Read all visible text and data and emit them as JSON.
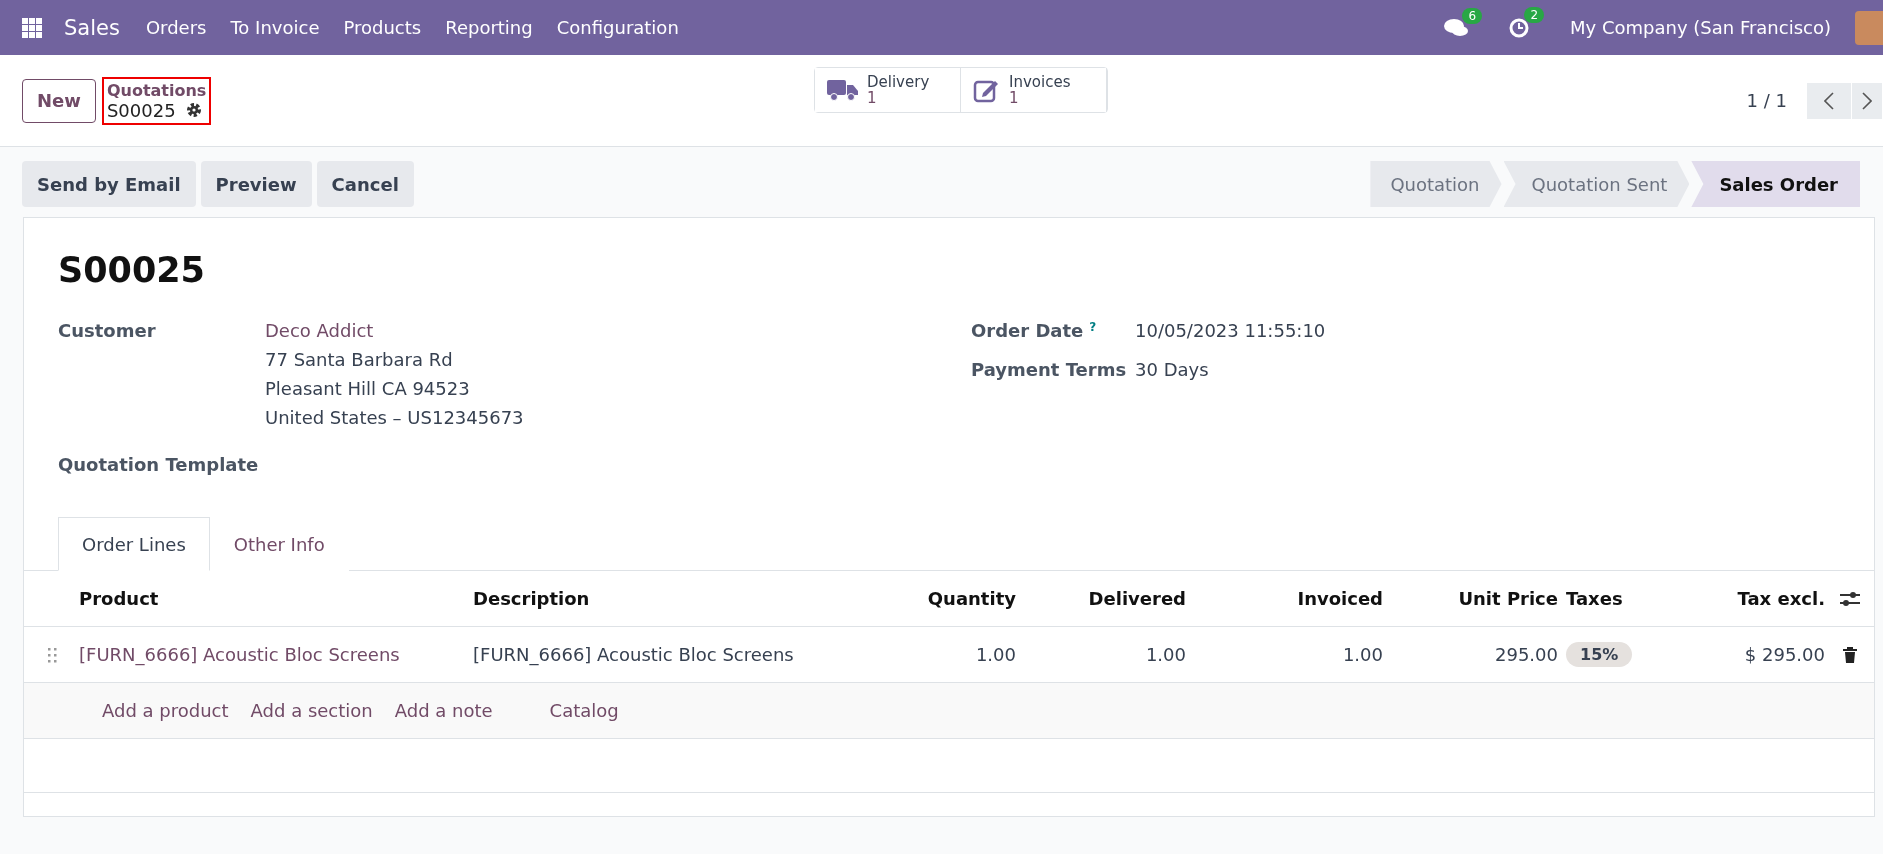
{
  "navbar": {
    "app": "Sales",
    "menus": [
      "Orders",
      "To Invoice",
      "Products",
      "Reporting",
      "Configuration"
    ],
    "messages_count": "6",
    "activities_count": "2",
    "company": "My Company (San Francisco)"
  },
  "control_panel": {
    "new_button": "New",
    "breadcrumb": "Quotations",
    "record": "S00025",
    "smart_buttons": [
      {
        "kind": "delivery",
        "label": "Delivery",
        "value": "1"
      },
      {
        "kind": "invoices",
        "label": "Invoices",
        "value": "1"
      }
    ],
    "pager": "1 / 1"
  },
  "actions": [
    "Send by Email",
    "Preview",
    "Cancel"
  ],
  "status_steps": [
    {
      "label": "Quotation",
      "selected": false
    },
    {
      "label": "Quotation Sent",
      "selected": false
    },
    {
      "label": "Sales Order",
      "selected": true
    }
  ],
  "form": {
    "title": "S00025",
    "left_fields": [
      {
        "label": "Customer",
        "value": "Deco Addict",
        "address": [
          "77 Santa Barbara Rd",
          "Pleasant Hill CA 94523",
          "United States – US12345673"
        ]
      },
      {
        "label": "Quotation Template"
      }
    ],
    "right_fields": [
      {
        "label": "Order Date",
        "help": "?",
        "value": "10/05/2023 11:55:10"
      },
      {
        "label": "Payment Terms",
        "value": "30 Days"
      }
    ]
  },
  "tabs": [
    {
      "label": "Order Lines",
      "selected": true
    },
    {
      "label": "Other Info",
      "selected": false
    }
  ],
  "table": {
    "columns": [
      "Product",
      "Description",
      "Quantity",
      "Delivered",
      "Invoiced",
      "Unit Price",
      "Taxes",
      "Tax excl."
    ],
    "rows": [
      {
        "product": "[FURN_6666] Acoustic Bloc Screens",
        "description": "[FURN_6666] Acoustic Bloc Screens",
        "quantity": "1.00",
        "delivered": "1.00",
        "invoiced": "1.00",
        "unit_price": "295.00",
        "taxes": "15%",
        "subtotal": "$ 295.00"
      }
    ],
    "add_links": [
      "Add a product",
      "Add a section",
      "Add a note",
      "Catalog"
    ]
  }
}
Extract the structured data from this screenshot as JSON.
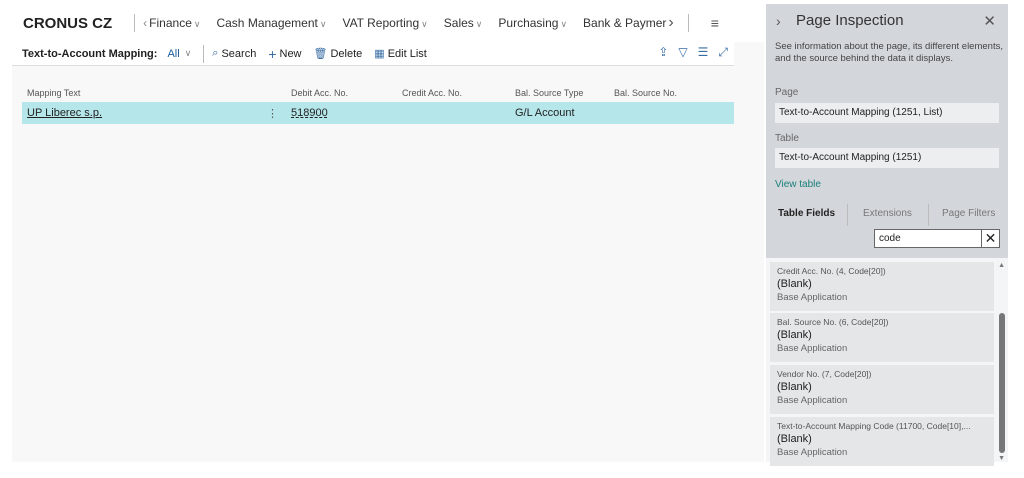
{
  "nav": {
    "brand": "CRONUS CZ",
    "items": [
      "Finance",
      "Cash Management",
      "VAT Reporting",
      "Sales",
      "Purchasing",
      "Bank & Paymer"
    ]
  },
  "actionbar": {
    "title": "Text-to-Account Mapping:",
    "filter": "All",
    "search": "Search",
    "new": "New",
    "delete": "Delete",
    "edit_list": "Edit List"
  },
  "grid": {
    "headers": [
      "Mapping Text",
      "Debit Acc. No.",
      "Credit Acc. No.",
      "Bal. Source Type",
      "Bal. Source No."
    ],
    "rows": [
      {
        "mapping_text": "UP Liberec s.p.",
        "debit": "518900",
        "credit": "",
        "bal_type": "G/L Account",
        "bal_no": ""
      }
    ]
  },
  "inspection": {
    "title": "Page Inspection",
    "description": "See information about the page, its different elements, and the source behind the data it displays.",
    "page_label": "Page",
    "page_value": "Text-to-Account Mapping (1251, List)",
    "table_label": "Table",
    "table_value": "Text-to-Account Mapping (1251)",
    "view_table": "View table",
    "tabs": [
      "Table Fields",
      "Extensions",
      "Page Filters"
    ],
    "search_value": "code",
    "fields": [
      {
        "name": "Credit Acc. No. (4, Code[20])",
        "value": "(Blank)",
        "source": "Base Application"
      },
      {
        "name": "Bal. Source No. (6, Code[20])",
        "value": "(Blank)",
        "source": "Base Application"
      },
      {
        "name": "Vendor No. (7, Code[20])",
        "value": "(Blank)",
        "source": "Base Application"
      },
      {
        "name": "Text-to-Account Mapping Code (11700, Code[10],...",
        "value": "(Blank)",
        "source": "Base Application"
      }
    ]
  },
  "colors": {
    "selected_row": "#b5e6ea",
    "panel": "#d3d7dc",
    "link": "#1a7f7a"
  }
}
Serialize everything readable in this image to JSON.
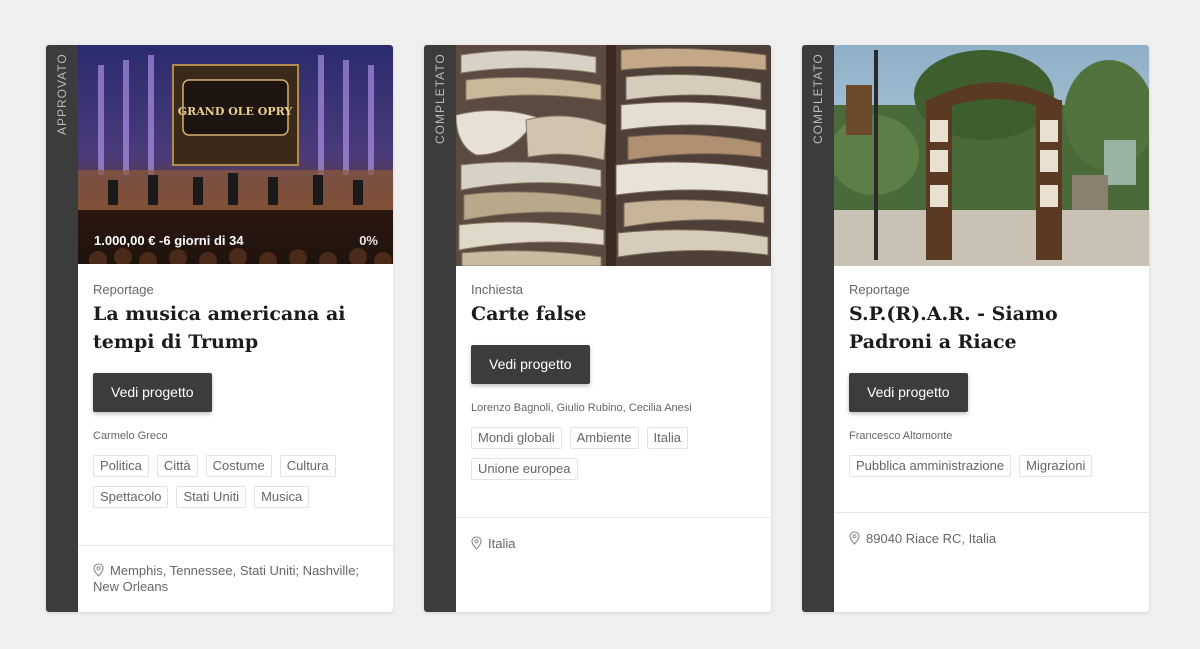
{
  "cards": [
    {
      "status": "APPROVATO",
      "funding": "1.000,00 € -6 giorni di 34",
      "percent": "0%",
      "category": "Reportage",
      "title": "La musica americana ai tempi di Trump",
      "button": "Vedi progetto",
      "authors": "Carmelo Greco",
      "tags": [
        "Politica",
        "Città",
        "Costume",
        "Cultura",
        "Spettacolo",
        "Stati Uniti",
        "Musica"
      ],
      "location": "Memphis, Tennessee, Stati Uniti; Nashville; New Orleans",
      "image_sign": "GRAND OLE OPRY"
    },
    {
      "status": "COMPLETATO",
      "category": "Inchiesta",
      "title": "Carte false",
      "button": "Vedi progetto",
      "authors": "Lorenzo Bagnoli, Giulio Rubino, Cecilia Anesi",
      "tags": [
        "Mondi globali",
        "Ambiente",
        "Italia",
        "Unione europea"
      ],
      "location": "Italia"
    },
    {
      "status": "COMPLETATO",
      "category": "Reportage",
      "title": "S.P.(R).A.R. - Siamo Padroni a Riace",
      "button": "Vedi progetto",
      "authors": "Francesco Altomonte",
      "tags": [
        "Pubblica amministrazione",
        "Migrazioni"
      ],
      "location": "89040 Riace RC, Italia"
    }
  ],
  "colors": {
    "background": "#efefef",
    "status_bar": "#3d3c3c",
    "button": "#3d3c3c",
    "tag_border": "#e3e3e3"
  },
  "icons": {
    "location": "map-pin-icon"
  }
}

- - - - - - -

Every line of the material is to be quoted exactly, with no pictures carried over.

Written answer:
Read all visible text and data and emit them as JSON.
{
  "navbar": {
    "app": "Sales",
    "menus": [
      "Orders",
      "To Invoice",
      "Products",
      "Reporting",
      "Configuration"
    ],
    "messages_count": "6",
    "activities_count": "2",
    "company": "My Company (San Francisco)"
  },
  "control_panel": {
    "new_button": "New",
    "breadcrumb": "Quotations",
    "record": "S00025",
    "smart_buttons": [
      {
        "kind": "delivery",
        "label": "Delivery",
        "value": "1"
      },
      {
        "kind": "invoices",
        "label": "Invoices",
        "value": "1"
      }
    ],
    "pager": "1 / 1"
  },
  "actions": [
    "Send by Email",
    "Preview",
    "Cancel"
  ],
  "status_steps": [
    {
      "label": "Quotation",
      "selected": false
    },
    {
      "label": "Quotation Sent",
      "selected": false
    },
    {
      "label": "Sales Order",
      "selected": true
    }
  ],
  "form": {
    "title": "S00025",
    "left_fields": [
      {
        "label": "Customer",
        "value": "Deco Addict",
        "address": [
          "77 Santa Barbara Rd",
          "Pleasant Hill CA 94523",
          "United States – US12345673"
        ]
      },
      {
        "label": "Quotation Template"
      }
    ],
    "right_fields": [
      {
        "label": "Order Date",
        "help": "?",
        "value": "10/05/2023 11:55:10"
      },
      {
        "label": "Payment Terms",
        "value": "30 Days"
      }
    ]
  },
  "tabs": [
    {
      "label": "Order Lines",
      "selected": true
    },
    {
      "label": "Other Info",
      "selected": false
    }
  ],
  "table": {
    "columns": [
      "Product",
      "Description",
      "Quantity",
      "Delivered",
      "Invoiced",
      "Unit Price",
      "Taxes",
      "Tax excl."
    ],
    "rows": [
      {
        "product": "[FURN_6666] Acoustic Bloc Screens",
        "description": "[FURN_6666] Acoustic Bloc Screens",
        "quantity": "1.00",
        "delivered": "1.00",
        "invoiced": "1.00",
        "unit_price": "295.00",
        "taxes": "15%",
        "subtotal": "$ 295.00"
      }
    ],
    "add_links": [
      "Add a product",
      "Add a section",
      "Add a note",
      "Catalog"
    ]
  }
}
Extract the structured data from this screenshot as JSON.
{
  "nav": {
    "brand": "CRONUS CZ",
    "items": [
      "Finance",
      "Cash Management",
      "VAT Reporting",
      "Sales",
      "Purchasing",
      "Bank & Paymer"
    ]
  },
  "actionbar": {
    "title": "Text-to-Account Mapping:",
    "filter": "All",
    "search": "Search",
    "new": "New",
    "delete": "Delete",
    "edit_list": "Edit List"
  },
  "grid": {
    "headers": [
      "Mapping Text",
      "Debit Acc. No.",
      "Credit Acc. No.",
      "Bal. Source Type",
      "Bal. Source No."
    ],
    "rows": [
      {
        "mapping_text": "UP Liberec s.p.",
        "debit": "518900",
        "credit": "",
        "bal_type": "G/L Account",
        "bal_no": ""
      }
    ]
  },
  "inspection": {
    "title": "Page Inspection",
    "description": "See information about the page, its different elements, and the source behind the data it displays.",
    "page_label": "Page",
    "page_value": "Text-to-Account Mapping (1251, List)",
    "table_label": "Table",
    "table_value": "Text-to-Account Mapping (1251)",
    "view_table": "View table",
    "tabs": [
      "Table Fields",
      "Extensions",
      "Page Filters"
    ],
    "search_value": "code",
    "fields": [
      {
        "name": "Credit Acc. No. (4, Code[20])",
        "value": "(Blank)",
        "source": "Base Application"
      },
      {
        "name": "Bal. Source No. (6, Code[20])",
        "value": "(Blank)",
        "source": "Base Application"
      },
      {
        "name": "Vendor No. (7, Code[20])",
        "value": "(Blank)",
        "source": "Base Application"
      },
      {
        "name": "Text-to-Account Mapping Code (11700, Code[10],...",
        "value": "(Blank)",
        "source": "Base Application"
      }
    ]
  },
  "colors": {
    "selected_row": "#b5e6ea",
    "panel": "#d3d7dc",
    "link": "#1a7f7a"
  }
}
Serialize everything readable in this image to JSON.
{
  "cards": [
    {
      "status": "APPROVATO",
      "funding": "1.000,00 € -6 giorni di 34",
      "percent": "0%",
      "category": "Reportage",
      "title": "La musica americana ai tempi di Trump",
      "button": "Vedi progetto",
      "authors": "Carmelo Greco",
      "tags": [
        "Politica",
        "Città",
        "Costume",
        "Cultura",
        "Spettacolo",
        "Stati Uniti",
        "Musica"
      ],
      "location": "Memphis, Tennessee, Stati Uniti; Nashville; New Orleans",
      "image_sign": "GRAND OLE OPRY"
    },
    {
      "status": "COMPLETATO",
      "category": "Inchiesta",
      "title": "Carte false",
      "button": "Vedi progetto",
      "authors": "Lorenzo Bagnoli, Giulio Rubino, Cecilia Anesi",
      "tags": [
        "Mondi globali",
        "Ambiente",
        "Italia",
        "Unione europea"
      ],
      "location": "Italia"
    },
    {
      "status": "COMPLETATO",
      "category": "Reportage",
      "title": "S.P.(R).A.R. - Siamo Padroni a Riace",
      "button": "Vedi progetto",
      "authors": "Francesco Altomonte",
      "tags": [
        "Pubblica amministrazione",
        "Migrazioni"
      ],
      "location": "89040 Riace RC, Italia"
    }
  ],
  "colors": {
    "background": "#efefef",
    "status_bar": "#3d3c3c",
    "button": "#3d3c3c",
    "tag_border": "#e3e3e3"
  },
  "icons": {
    "location": "map-pin-icon"
  }
}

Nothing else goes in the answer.